- _TASK TO CARRY OUT_
Retype all of the data. Every line must match exactly.

- _Rows from a dataset_
▼
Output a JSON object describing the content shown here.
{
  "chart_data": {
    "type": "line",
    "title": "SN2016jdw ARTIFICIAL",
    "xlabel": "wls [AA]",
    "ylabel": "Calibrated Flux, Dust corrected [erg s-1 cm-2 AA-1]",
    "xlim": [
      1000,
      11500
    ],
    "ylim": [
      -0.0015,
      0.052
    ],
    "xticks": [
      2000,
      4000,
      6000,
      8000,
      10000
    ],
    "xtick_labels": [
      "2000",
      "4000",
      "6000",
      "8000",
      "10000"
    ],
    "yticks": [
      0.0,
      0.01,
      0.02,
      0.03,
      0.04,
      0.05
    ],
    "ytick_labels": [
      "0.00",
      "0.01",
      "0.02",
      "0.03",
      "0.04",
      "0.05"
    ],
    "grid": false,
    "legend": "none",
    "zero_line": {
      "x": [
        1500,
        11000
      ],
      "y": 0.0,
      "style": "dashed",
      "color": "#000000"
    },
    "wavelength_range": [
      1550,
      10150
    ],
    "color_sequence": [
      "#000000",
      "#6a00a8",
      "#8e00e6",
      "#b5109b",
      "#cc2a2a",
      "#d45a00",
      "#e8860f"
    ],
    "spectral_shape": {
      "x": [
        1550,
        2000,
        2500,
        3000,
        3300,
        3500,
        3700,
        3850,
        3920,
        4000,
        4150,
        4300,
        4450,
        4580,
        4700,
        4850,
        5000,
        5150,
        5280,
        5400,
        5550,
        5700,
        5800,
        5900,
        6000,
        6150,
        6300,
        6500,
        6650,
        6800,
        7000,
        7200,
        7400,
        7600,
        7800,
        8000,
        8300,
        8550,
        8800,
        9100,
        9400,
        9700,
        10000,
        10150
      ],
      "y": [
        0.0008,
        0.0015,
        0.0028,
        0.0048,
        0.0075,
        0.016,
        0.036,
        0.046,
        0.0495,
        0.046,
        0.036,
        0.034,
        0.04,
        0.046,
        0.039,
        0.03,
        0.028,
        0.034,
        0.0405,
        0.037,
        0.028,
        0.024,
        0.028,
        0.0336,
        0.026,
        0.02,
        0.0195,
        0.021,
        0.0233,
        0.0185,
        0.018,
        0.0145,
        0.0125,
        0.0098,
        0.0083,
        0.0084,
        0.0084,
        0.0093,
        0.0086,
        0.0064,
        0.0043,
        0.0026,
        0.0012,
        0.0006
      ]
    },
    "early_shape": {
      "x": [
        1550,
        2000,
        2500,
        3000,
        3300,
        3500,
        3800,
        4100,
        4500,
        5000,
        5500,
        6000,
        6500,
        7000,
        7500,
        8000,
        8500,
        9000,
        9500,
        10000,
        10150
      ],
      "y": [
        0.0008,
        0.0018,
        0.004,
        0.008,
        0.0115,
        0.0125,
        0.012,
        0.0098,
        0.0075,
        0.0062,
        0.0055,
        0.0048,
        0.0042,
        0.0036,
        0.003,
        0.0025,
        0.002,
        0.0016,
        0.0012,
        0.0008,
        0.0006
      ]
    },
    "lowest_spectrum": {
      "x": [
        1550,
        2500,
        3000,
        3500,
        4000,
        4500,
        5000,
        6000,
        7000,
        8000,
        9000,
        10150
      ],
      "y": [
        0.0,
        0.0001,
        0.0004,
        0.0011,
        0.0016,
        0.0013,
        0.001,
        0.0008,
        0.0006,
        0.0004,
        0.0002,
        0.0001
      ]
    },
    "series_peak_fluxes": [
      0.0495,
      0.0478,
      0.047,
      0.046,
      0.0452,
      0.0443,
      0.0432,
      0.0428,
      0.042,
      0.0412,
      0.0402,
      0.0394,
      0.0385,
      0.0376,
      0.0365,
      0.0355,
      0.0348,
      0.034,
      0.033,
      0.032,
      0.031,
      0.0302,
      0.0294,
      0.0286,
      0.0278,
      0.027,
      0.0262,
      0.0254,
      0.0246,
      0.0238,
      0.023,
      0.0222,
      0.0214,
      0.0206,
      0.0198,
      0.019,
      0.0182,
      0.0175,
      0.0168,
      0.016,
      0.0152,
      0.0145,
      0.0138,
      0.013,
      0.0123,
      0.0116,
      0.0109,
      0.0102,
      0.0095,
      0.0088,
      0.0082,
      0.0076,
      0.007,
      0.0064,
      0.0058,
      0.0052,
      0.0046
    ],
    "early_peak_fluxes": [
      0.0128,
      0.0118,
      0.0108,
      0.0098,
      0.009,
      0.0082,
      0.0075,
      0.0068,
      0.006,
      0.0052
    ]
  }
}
▲
- _CORRECT RESULT_
Output a JSON object describing the content shown here.
{
  "chart_data": {
    "type": "line",
    "title": "SN2016jdw ARTIFICIAL",
    "xlabel": "wls [AA]",
    "ylabel": "Calibrated Flux, Dust corrected [erg s-1 cm-2 AA-1]",
    "xlim": [
      1000,
      11500
    ],
    "ylim": [
      -0.0015,
      0.052
    ],
    "xticks": [
      2000,
      4000,
      6000,
      8000,
      10000
    ],
    "xtick_labels": [
      "2000",
      "4000",
      "6000",
      "8000",
      "10000"
    ],
    "yticks": [
      0.0,
      0.01,
      0.02,
      0.03,
      0.04,
      0.05
    ],
    "ytick_labels": [
      "0.00",
      "0.01",
      "0.02",
      "0.03",
      "0.04",
      "0.05"
    ],
    "grid": false,
    "legend": "none",
    "zero_line": {
      "x": [
        1500,
        11000
      ],
      "y": 0.0,
      "style": "dashed",
      "color": "#000000"
    },
    "wavelength_range": [
      1550,
      10150
    ],
    "color_sequence": [
      "#000000",
      "#6a00a8",
      "#8e00e6",
      "#b5109b",
      "#cc2a2a",
      "#d45a00",
      "#e8860f"
    ],
    "spectral_shape": {
      "x": [
        1550,
        2000,
        2500,
        3000,
        3300,
        3500,
        3700,
        3850,
        3920,
        4000,
        4150,
        4300,
        4450,
        4580,
        4700,
        4850,
        5000,
        5150,
        5280,
        5400,
        5550,
        5700,
        5800,
        5900,
        6000,
        6150,
        6300,
        6500,
        6650,
        6800,
        7000,
        7200,
        7400,
        7600,
        7800,
        8000,
        8300,
        8550,
        8800,
        9100,
        9400,
        9700,
        10000,
        10150
      ],
      "y": [
        0.0008,
        0.0015,
        0.0028,
        0.0048,
        0.0075,
        0.016,
        0.036,
        0.046,
        0.0495,
        0.046,
        0.036,
        0.034,
        0.04,
        0.046,
        0.039,
        0.03,
        0.028,
        0.034,
        0.0405,
        0.037,
        0.028,
        0.024,
        0.028,
        0.0336,
        0.026,
        0.02,
        0.0195,
        0.021,
        0.0233,
        0.0185,
        0.018,
        0.0145,
        0.0125,
        0.0098,
        0.0083,
        0.0084,
        0.0084,
        0.0093,
        0.0086,
        0.0064,
        0.0043,
        0.0026,
        0.0012,
        0.0006
      ]
    },
    "early_shape": {
      "x": [
        1550,
        2000,
        2500,
        3000,
        3300,
        3500,
        3800,
        4100,
        4500,
        5000,
        5500,
        6000,
        6500,
        7000,
        7500,
        8000,
        8500,
        9000,
        9500,
        10000,
        10150
      ],
      "y": [
        0.0008,
        0.0018,
        0.004,
        0.008,
        0.0115,
        0.0125,
        0.012,
        0.0098,
        0.0075,
        0.0062,
        0.0055,
        0.0048,
        0.0042,
        0.0036,
        0.003,
        0.0025,
        0.002,
        0.0016,
        0.0012,
        0.0008,
        0.0006
      ]
    },
    "lowest_spectrum": {
      "x": [
        1550,
        2500,
        3000,
        3500,
        4000,
        4500,
        5000,
        6000,
        7000,
        8000,
        9000,
        10150
      ],
      "y": [
        0.0,
        0.0001,
        0.0004,
        0.0011,
        0.0016,
        0.0013,
        0.001,
        0.0008,
        0.0006,
        0.0004,
        0.0002,
        0.0001
      ]
    },
    "series_peak_fluxes": [
      0.0495,
      0.0478,
      0.047,
      0.046,
      0.0452,
      0.0443,
      0.0432,
      0.0428,
      0.042,
      0.0412,
      0.0402,
      0.0394,
      0.0385,
      0.0376,
      0.0365,
      0.0355,
      0.0348,
      0.034,
      0.033,
      0.032,
      0.031,
      0.0302,
      0.0294,
      0.0286,
      0.0278,
      0.027,
      0.0262,
      0.0254,
      0.0246,
      0.0238,
      0.023,
      0.0222,
      0.0214,
      0.0206,
      0.0198,
      0.019,
      0.0182,
      0.0175,
      0.0168,
      0.016,
      0.0152,
      0.0145,
      0.0138,
      0.013,
      0.0123,
      0.0116,
      0.0109,
      0.0102,
      0.0095,
      0.0088,
      0.0082,
      0.0076,
      0.007,
      0.0064,
      0.0058,
      0.0052,
      0.0046
    ],
    "early_peak_fluxes": [
      0.0128,
      0.0118,
      0.0108,
      0.0098,
      0.009,
      0.0082,
      0.0075,
      0.0068,
      0.006,
      0.0052
    ]
  }
}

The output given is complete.